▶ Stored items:
-*-

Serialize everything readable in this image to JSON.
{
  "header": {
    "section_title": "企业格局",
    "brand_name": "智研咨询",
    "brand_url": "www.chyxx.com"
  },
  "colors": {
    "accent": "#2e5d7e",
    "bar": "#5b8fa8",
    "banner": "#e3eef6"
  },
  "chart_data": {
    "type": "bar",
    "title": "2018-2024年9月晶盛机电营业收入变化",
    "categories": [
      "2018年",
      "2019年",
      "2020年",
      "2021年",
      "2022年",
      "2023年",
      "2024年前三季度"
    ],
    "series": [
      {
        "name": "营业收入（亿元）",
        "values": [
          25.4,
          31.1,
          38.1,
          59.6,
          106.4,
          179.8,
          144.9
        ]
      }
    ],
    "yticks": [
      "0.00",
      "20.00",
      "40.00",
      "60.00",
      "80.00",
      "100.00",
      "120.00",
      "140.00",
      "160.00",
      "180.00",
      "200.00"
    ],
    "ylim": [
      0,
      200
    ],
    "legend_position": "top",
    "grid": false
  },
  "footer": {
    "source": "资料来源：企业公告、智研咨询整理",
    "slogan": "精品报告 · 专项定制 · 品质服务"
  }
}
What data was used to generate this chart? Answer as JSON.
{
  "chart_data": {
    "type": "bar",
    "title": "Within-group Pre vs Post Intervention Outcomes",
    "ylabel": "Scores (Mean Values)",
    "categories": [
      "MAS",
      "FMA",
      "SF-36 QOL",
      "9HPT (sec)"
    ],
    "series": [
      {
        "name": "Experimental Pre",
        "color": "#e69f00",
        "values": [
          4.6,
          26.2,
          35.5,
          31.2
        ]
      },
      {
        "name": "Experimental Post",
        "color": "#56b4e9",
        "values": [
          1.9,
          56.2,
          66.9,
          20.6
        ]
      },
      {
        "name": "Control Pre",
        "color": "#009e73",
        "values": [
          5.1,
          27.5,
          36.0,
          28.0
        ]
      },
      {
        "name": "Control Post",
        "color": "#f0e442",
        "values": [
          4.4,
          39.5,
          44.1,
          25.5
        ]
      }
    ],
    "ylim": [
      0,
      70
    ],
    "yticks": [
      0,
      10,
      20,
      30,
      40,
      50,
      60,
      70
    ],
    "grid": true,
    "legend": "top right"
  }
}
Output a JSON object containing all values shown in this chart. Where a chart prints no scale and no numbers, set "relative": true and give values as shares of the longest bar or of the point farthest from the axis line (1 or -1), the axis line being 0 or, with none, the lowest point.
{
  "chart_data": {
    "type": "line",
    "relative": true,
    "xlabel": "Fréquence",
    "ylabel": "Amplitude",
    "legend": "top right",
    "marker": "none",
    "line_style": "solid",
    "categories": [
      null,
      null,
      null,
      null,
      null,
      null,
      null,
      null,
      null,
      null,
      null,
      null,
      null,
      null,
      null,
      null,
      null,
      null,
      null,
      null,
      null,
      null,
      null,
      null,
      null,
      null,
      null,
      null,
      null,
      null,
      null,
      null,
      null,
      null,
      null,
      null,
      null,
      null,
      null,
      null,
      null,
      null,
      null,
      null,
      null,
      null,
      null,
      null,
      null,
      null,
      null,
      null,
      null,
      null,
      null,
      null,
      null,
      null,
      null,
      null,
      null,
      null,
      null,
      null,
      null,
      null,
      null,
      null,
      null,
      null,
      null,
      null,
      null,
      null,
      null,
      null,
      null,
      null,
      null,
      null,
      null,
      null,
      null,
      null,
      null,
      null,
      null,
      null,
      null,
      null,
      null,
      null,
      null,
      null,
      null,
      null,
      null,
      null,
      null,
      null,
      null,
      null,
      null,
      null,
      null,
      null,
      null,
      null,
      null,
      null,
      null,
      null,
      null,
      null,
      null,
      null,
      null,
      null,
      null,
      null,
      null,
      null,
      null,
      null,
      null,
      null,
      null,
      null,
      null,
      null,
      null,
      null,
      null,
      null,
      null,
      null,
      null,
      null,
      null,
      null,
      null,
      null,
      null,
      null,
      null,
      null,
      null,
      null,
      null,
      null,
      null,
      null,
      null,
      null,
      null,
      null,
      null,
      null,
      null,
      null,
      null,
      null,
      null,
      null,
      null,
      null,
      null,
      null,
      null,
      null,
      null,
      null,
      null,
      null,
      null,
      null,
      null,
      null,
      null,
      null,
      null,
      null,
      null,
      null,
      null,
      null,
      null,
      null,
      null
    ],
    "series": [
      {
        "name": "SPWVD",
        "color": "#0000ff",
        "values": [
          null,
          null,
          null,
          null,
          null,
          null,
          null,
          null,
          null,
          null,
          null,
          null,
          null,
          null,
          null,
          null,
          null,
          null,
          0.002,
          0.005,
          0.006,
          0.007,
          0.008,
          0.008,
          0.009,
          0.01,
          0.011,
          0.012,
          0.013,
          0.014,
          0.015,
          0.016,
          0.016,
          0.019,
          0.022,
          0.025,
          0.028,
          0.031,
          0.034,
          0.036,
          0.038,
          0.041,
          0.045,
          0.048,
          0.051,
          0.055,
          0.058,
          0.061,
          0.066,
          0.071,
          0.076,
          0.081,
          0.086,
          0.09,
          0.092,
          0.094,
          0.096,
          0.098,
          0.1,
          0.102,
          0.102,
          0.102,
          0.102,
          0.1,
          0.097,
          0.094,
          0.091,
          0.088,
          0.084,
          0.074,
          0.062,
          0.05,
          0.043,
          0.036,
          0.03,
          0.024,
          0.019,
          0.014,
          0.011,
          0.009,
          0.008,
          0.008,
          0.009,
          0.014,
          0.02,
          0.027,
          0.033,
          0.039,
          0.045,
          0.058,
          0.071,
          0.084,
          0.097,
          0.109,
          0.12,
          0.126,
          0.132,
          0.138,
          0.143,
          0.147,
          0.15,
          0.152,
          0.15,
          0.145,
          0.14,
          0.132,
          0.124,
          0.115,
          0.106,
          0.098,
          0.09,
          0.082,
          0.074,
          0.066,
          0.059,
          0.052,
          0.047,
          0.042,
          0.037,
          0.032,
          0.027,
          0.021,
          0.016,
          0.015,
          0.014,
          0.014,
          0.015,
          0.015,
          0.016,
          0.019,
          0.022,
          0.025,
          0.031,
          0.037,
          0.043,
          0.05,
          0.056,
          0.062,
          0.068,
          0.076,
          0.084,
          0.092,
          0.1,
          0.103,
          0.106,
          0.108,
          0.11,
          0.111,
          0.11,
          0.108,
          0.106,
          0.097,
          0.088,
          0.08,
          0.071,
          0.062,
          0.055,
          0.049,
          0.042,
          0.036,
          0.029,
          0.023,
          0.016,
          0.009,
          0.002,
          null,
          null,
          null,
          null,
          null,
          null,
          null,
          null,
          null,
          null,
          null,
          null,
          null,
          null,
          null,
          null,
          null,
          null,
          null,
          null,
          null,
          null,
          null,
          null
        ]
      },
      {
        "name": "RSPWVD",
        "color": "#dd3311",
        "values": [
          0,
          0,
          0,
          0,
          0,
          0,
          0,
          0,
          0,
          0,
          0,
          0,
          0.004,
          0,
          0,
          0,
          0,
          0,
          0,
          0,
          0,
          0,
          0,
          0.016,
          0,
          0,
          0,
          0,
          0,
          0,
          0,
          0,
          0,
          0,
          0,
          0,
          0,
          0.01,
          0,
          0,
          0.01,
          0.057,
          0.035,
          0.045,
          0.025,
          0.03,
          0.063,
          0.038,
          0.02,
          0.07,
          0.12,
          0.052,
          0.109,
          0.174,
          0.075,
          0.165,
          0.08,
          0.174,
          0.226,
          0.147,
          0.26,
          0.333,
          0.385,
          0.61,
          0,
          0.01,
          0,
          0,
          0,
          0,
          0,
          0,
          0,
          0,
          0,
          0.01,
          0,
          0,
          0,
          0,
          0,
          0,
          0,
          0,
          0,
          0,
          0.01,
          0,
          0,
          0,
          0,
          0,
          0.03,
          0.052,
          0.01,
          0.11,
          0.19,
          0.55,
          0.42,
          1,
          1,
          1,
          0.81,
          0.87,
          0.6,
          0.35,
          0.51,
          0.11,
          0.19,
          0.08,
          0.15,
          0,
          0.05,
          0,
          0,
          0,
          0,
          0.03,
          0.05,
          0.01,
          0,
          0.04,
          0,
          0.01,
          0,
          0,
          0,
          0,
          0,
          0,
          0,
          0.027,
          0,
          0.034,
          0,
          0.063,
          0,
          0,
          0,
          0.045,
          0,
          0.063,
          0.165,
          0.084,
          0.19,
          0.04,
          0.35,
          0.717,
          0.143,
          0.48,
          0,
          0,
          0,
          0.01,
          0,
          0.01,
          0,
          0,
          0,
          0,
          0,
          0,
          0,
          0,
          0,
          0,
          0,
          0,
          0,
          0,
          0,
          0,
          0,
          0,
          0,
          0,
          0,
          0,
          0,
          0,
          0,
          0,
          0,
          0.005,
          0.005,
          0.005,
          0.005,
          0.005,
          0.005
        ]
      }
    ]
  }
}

-*-

▶ GIVEN INSTRUCTION:
Check every line for "this" and show the ones that have it.

▶ THE RESULT:
Serialize everything readable in this image to JSON.
What data was used to generate this chart? Answer as JSON.
Output a JSON object containing all values shown in this chart. Where a chart prints no scale and no numbers, set "relative": true and give values as shares of the longest bar or of the point farthest from the axis line (1 or -1), the axis line being 0 or, with none, the lowest point.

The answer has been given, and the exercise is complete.